- Data to process

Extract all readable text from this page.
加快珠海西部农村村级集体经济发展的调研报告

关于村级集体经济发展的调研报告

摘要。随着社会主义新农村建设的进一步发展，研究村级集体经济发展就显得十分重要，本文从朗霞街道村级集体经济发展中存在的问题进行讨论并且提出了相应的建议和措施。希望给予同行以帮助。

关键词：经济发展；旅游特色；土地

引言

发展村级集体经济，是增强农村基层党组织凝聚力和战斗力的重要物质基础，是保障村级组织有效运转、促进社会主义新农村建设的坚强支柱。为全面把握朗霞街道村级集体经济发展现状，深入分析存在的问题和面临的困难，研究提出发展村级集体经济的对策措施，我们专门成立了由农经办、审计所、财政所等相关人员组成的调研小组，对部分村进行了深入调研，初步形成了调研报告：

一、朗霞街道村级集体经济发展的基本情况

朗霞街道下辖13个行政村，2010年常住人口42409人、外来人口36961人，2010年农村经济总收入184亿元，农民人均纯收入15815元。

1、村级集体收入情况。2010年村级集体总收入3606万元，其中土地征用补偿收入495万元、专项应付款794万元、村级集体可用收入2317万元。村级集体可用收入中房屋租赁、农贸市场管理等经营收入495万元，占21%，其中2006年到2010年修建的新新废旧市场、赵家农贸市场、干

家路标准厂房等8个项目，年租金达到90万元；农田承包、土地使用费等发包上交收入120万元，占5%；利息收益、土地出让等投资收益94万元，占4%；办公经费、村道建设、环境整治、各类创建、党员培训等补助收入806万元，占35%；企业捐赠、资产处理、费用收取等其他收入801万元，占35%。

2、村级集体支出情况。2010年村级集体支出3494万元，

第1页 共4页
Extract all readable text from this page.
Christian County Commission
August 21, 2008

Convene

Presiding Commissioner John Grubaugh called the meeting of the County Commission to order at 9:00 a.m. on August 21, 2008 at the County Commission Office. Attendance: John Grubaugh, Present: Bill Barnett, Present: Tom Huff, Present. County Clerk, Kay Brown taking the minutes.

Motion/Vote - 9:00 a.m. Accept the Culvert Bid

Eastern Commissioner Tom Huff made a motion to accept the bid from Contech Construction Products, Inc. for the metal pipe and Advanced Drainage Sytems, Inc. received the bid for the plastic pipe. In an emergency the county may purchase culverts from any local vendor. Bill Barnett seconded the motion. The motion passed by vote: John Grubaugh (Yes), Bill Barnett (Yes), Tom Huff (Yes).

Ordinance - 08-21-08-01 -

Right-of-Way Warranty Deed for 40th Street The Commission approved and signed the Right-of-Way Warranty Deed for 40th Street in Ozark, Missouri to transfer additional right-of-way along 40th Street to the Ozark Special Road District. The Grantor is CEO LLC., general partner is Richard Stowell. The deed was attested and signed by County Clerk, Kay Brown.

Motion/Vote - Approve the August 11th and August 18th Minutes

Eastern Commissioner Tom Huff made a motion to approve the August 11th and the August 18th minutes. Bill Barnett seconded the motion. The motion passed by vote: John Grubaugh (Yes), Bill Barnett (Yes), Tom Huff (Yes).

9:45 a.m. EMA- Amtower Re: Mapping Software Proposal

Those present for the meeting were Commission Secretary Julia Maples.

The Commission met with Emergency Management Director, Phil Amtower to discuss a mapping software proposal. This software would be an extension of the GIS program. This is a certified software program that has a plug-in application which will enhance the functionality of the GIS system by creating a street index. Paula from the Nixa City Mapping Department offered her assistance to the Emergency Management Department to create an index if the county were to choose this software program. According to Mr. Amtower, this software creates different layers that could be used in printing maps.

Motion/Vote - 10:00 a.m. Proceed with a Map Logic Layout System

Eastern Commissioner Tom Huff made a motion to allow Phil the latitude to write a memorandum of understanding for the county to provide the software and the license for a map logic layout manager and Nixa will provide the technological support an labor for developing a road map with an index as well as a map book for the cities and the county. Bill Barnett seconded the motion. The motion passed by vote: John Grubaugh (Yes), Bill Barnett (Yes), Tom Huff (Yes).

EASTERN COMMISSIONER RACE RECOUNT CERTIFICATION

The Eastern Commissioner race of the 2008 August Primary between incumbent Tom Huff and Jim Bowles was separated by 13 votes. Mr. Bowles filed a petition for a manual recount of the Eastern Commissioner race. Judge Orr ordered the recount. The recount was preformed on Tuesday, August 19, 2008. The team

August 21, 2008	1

- Set exercise
Copy every line in the records above that contains the word "Amtower".

- Problem solution
9:45 a.m. EMA- Amtower Re: Mapping Software Proposal
The Commission met with Emergency Management Director, Phil Amtower to discuss a mapping software proposal. This software would be an extension of the GIS program. This is a certified software program that has a plug-in application which will enhance the functionality of the GIS system by creating a street index. Paula from the Nixa City Mapping Department offered her assistance to the Emergency Management Department to create an index if the county were to choose this software program. According to Mr. Amtower, this software creates different layers that could be used in printing maps.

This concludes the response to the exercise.